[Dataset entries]
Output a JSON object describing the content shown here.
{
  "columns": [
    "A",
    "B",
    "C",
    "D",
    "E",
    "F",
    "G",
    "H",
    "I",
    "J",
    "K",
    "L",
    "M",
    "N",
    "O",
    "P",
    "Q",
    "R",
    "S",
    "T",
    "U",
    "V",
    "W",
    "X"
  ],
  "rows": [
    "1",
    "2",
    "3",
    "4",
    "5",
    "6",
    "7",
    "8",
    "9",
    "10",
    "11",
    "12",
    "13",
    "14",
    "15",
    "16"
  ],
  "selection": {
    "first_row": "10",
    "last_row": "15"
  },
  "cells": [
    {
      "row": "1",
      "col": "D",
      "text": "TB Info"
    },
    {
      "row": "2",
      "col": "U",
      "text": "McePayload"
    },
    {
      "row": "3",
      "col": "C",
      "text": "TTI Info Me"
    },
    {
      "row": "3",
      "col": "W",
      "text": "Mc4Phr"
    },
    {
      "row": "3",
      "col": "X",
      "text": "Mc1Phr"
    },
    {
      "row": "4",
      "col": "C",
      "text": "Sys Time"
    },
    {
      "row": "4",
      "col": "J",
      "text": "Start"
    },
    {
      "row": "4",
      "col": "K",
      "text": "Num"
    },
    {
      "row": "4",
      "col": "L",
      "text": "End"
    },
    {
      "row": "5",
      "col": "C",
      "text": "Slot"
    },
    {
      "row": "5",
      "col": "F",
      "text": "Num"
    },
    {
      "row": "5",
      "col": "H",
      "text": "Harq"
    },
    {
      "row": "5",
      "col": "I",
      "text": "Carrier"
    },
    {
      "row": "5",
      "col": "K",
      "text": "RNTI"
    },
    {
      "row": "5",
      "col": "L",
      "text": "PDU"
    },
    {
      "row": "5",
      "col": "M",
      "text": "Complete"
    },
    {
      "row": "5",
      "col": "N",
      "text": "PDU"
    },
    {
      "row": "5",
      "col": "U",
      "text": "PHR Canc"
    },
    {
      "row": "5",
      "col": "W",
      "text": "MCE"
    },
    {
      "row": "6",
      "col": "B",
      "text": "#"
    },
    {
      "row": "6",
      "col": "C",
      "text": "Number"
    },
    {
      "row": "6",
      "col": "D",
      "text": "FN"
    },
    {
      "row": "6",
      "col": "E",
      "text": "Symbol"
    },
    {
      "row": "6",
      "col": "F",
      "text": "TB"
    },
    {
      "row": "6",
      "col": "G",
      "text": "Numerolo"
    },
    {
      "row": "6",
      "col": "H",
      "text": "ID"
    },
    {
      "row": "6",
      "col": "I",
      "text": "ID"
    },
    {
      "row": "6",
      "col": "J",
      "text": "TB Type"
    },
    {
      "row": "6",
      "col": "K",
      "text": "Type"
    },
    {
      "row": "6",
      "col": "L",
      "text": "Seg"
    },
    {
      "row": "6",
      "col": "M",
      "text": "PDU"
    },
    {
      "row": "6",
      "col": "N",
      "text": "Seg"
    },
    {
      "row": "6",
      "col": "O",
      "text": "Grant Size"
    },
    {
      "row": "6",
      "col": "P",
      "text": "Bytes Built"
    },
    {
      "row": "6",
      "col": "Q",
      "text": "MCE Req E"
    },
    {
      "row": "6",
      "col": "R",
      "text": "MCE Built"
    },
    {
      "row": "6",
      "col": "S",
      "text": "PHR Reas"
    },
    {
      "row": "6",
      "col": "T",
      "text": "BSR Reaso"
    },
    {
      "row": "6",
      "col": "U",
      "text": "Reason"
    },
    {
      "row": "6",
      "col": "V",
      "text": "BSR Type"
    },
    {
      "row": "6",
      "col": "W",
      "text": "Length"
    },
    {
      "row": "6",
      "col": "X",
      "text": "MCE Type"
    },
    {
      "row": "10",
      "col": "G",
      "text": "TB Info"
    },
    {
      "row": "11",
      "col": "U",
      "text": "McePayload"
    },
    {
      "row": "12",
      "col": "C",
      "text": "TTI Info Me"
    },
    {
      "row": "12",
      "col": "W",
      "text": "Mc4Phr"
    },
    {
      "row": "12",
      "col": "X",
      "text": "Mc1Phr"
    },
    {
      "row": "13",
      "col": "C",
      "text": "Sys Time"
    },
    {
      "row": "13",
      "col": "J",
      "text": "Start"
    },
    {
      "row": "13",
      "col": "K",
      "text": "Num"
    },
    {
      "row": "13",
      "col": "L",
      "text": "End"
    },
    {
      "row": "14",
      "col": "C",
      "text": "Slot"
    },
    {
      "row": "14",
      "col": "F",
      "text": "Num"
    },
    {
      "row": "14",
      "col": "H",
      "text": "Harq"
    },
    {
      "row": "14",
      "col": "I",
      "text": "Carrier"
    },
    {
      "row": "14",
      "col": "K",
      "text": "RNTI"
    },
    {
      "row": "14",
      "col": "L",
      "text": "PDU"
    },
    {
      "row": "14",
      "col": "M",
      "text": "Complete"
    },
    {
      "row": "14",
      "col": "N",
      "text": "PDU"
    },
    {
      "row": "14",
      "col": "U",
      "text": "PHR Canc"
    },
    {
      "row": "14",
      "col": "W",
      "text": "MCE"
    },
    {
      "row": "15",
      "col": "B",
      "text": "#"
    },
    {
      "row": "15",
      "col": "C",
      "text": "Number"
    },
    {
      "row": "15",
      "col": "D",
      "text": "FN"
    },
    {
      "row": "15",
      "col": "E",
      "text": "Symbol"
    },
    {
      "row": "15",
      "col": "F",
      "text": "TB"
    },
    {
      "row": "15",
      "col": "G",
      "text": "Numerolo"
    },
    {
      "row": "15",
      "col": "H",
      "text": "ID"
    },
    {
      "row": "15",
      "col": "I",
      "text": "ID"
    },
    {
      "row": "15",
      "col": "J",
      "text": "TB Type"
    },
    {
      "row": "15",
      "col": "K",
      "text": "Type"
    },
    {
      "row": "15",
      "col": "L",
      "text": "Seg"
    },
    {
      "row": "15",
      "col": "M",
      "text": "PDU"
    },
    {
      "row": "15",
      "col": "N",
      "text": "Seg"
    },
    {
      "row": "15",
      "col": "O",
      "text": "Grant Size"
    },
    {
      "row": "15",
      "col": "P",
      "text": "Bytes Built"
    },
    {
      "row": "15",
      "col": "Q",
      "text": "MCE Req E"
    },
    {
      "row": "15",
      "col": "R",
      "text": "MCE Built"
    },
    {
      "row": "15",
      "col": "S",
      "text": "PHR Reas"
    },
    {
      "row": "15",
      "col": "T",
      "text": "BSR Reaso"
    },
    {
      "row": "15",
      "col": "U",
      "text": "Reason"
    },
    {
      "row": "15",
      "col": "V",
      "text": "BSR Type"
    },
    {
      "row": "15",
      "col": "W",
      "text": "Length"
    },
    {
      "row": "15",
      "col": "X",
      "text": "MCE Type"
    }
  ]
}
--
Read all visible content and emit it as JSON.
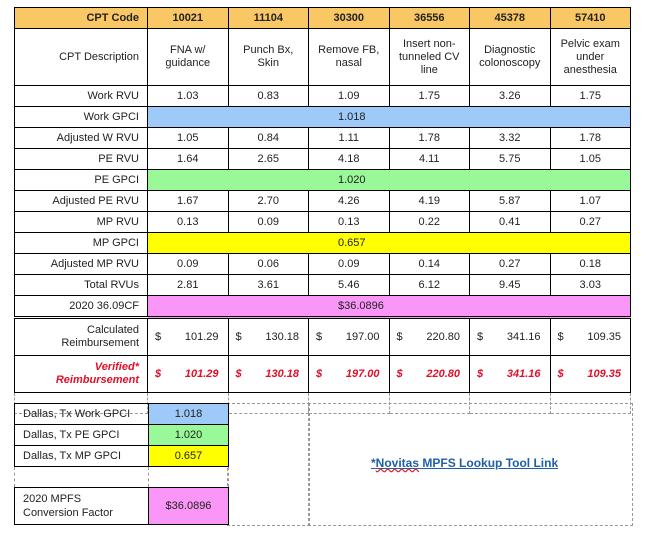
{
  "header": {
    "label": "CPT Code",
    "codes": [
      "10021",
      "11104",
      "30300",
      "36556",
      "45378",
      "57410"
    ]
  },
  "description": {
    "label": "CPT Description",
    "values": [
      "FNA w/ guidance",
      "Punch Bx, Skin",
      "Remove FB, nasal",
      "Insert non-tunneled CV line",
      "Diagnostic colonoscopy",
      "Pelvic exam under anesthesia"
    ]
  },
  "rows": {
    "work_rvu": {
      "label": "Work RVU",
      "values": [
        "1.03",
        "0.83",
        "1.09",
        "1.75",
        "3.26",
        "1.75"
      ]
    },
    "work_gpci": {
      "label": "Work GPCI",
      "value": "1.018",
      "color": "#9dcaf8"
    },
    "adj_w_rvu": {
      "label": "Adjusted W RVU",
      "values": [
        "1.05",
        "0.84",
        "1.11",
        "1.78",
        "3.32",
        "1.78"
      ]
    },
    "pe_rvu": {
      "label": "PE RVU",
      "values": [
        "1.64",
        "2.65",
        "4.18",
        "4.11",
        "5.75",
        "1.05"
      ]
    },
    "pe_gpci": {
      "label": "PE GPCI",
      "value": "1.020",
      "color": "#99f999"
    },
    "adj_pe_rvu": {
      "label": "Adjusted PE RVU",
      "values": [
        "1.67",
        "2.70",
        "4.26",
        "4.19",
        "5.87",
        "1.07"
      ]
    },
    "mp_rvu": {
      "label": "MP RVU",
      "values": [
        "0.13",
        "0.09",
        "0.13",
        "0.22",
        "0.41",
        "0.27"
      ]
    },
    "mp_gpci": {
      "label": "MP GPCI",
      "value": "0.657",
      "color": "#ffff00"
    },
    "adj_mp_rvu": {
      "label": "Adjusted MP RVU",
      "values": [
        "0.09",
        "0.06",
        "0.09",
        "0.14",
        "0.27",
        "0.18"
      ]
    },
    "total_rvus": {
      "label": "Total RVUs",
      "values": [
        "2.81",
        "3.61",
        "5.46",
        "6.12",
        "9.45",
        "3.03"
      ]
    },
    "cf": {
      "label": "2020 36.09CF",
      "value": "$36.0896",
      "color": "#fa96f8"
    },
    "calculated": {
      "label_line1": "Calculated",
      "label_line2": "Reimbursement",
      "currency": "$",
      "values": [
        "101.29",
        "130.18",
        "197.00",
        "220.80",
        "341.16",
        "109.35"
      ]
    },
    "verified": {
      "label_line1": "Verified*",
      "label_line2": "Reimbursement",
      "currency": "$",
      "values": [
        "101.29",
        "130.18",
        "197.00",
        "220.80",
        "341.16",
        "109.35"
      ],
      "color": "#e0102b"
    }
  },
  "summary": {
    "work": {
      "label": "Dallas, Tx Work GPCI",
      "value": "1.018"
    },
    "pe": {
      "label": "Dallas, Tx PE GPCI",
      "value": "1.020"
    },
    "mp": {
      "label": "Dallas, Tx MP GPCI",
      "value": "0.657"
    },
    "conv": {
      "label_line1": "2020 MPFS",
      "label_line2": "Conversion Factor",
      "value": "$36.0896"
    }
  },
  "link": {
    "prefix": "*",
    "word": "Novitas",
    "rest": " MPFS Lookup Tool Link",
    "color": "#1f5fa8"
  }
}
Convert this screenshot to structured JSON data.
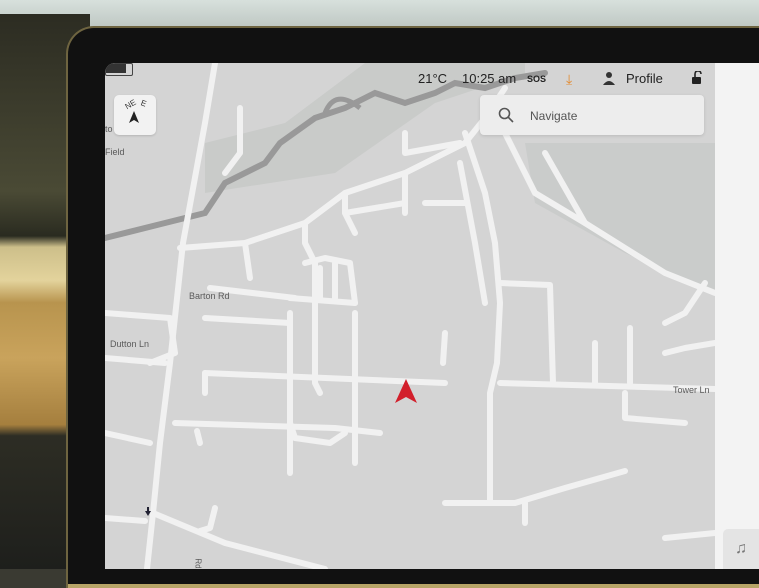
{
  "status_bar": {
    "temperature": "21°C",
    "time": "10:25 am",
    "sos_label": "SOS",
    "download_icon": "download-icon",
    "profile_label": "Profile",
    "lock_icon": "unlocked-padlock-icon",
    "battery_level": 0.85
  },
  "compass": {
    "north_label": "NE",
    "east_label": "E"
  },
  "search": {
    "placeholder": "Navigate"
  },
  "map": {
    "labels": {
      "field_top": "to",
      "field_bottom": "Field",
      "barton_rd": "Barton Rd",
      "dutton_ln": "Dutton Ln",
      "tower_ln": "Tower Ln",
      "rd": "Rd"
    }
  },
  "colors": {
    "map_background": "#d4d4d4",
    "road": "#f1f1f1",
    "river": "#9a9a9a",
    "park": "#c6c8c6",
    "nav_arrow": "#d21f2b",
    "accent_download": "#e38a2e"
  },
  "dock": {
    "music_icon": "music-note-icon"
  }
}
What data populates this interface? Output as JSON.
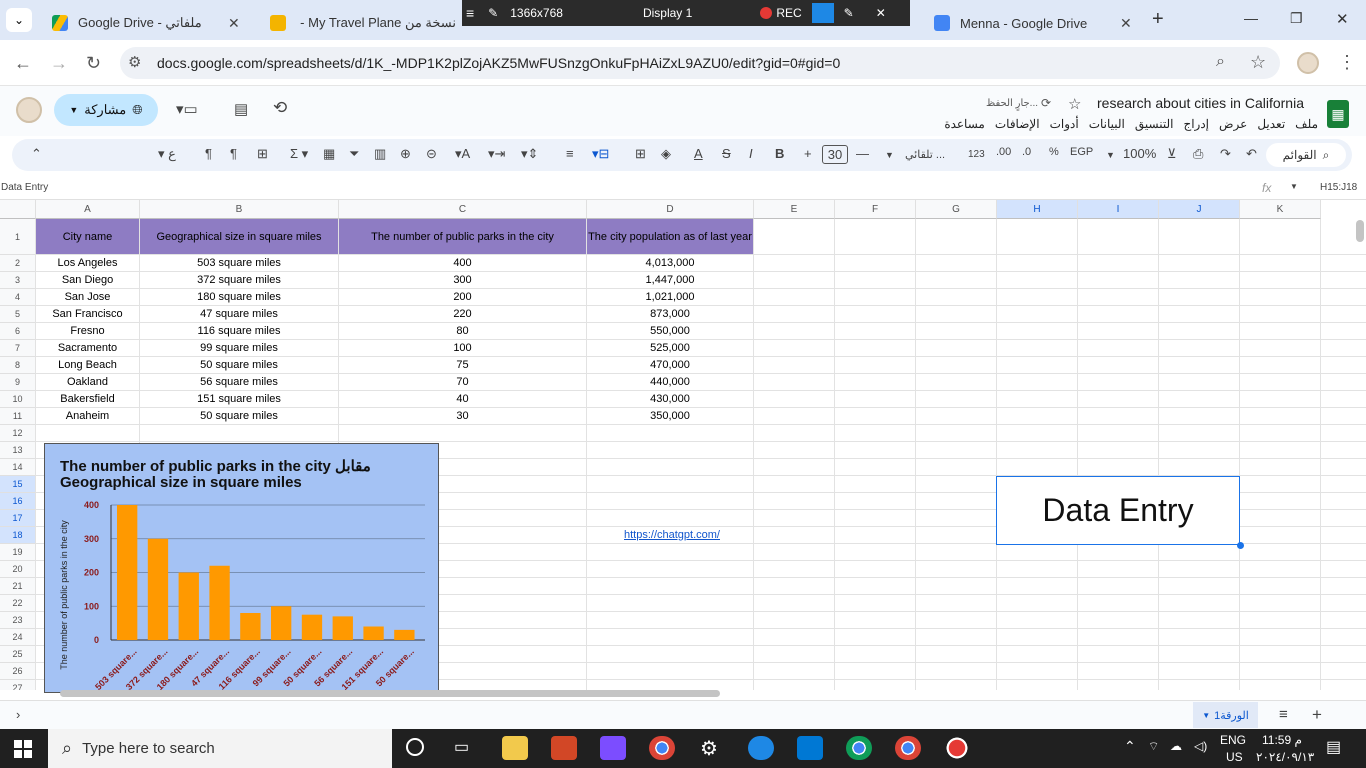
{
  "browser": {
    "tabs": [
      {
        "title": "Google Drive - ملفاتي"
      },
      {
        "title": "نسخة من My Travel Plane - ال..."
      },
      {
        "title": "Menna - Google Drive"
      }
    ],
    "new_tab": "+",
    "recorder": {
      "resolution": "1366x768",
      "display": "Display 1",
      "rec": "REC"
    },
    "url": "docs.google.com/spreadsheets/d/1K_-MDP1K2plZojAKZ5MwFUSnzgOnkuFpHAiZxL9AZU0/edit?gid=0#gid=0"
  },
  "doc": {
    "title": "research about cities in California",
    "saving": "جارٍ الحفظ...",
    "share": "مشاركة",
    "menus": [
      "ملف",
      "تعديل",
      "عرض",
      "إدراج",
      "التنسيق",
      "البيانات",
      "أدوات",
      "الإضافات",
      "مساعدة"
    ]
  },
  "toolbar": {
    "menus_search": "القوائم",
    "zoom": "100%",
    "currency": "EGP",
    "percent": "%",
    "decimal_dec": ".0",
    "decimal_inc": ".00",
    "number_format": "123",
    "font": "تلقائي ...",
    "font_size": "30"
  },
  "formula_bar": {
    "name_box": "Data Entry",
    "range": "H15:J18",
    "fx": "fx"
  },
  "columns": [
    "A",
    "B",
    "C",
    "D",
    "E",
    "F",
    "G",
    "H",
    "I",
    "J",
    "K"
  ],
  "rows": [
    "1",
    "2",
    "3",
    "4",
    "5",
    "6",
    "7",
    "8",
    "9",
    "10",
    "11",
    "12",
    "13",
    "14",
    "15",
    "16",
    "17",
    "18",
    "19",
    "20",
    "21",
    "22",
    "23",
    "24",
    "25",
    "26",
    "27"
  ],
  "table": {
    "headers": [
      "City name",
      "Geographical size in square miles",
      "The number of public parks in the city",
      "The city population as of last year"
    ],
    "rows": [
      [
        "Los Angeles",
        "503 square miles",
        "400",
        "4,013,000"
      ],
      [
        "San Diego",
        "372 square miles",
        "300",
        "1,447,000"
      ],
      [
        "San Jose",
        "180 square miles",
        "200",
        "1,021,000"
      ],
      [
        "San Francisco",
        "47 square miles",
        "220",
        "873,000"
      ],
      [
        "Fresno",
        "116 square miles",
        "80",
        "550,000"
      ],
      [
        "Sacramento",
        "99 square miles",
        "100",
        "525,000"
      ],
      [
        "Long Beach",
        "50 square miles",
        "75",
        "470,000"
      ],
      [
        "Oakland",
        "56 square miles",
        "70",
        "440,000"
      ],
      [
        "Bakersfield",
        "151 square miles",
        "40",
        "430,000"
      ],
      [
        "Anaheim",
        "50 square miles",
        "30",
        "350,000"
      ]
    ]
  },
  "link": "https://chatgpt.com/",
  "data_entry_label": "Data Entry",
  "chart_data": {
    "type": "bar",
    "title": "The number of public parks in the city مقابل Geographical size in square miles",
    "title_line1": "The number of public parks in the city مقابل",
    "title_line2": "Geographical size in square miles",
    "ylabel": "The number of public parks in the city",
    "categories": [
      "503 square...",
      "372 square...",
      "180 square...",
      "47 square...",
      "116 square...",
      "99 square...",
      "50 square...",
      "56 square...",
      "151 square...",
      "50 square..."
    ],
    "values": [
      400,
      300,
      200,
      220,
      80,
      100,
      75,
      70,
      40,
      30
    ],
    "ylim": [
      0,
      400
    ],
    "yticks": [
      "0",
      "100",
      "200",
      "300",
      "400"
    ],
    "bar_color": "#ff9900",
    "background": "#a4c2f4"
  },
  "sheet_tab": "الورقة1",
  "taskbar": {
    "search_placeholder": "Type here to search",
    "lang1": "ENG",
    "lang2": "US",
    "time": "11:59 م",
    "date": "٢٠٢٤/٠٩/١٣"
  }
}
* * *
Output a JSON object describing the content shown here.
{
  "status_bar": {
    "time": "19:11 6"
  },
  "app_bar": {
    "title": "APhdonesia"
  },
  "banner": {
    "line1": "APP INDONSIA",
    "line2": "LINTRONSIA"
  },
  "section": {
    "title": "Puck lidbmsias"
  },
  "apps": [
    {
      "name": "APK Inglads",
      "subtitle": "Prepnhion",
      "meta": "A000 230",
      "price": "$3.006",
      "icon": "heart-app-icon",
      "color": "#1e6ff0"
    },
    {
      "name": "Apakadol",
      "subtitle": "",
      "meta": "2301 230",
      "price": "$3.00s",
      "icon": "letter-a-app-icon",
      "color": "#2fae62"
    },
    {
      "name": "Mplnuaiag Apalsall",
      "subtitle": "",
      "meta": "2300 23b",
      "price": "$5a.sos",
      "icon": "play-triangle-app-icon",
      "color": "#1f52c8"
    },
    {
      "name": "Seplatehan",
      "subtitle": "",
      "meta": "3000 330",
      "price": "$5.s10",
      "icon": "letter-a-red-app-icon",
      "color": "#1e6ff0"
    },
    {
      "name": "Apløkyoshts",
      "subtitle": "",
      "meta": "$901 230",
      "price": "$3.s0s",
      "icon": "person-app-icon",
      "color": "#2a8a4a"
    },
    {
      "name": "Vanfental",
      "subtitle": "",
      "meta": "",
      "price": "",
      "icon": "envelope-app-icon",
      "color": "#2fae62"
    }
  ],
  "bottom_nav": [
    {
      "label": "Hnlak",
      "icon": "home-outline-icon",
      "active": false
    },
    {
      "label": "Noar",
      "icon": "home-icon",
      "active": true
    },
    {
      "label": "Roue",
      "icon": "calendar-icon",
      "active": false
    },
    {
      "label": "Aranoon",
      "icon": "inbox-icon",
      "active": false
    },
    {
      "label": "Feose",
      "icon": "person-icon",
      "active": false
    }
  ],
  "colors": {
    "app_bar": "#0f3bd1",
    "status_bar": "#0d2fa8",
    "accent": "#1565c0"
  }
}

• GIVEN PROBLEM: Show each line in the entries that holds the string "MPFS".

• ANSWER IN FULL:
      "label_line1": "2020 MPFS",
    "rest": " MPFS Lookup Tool Link",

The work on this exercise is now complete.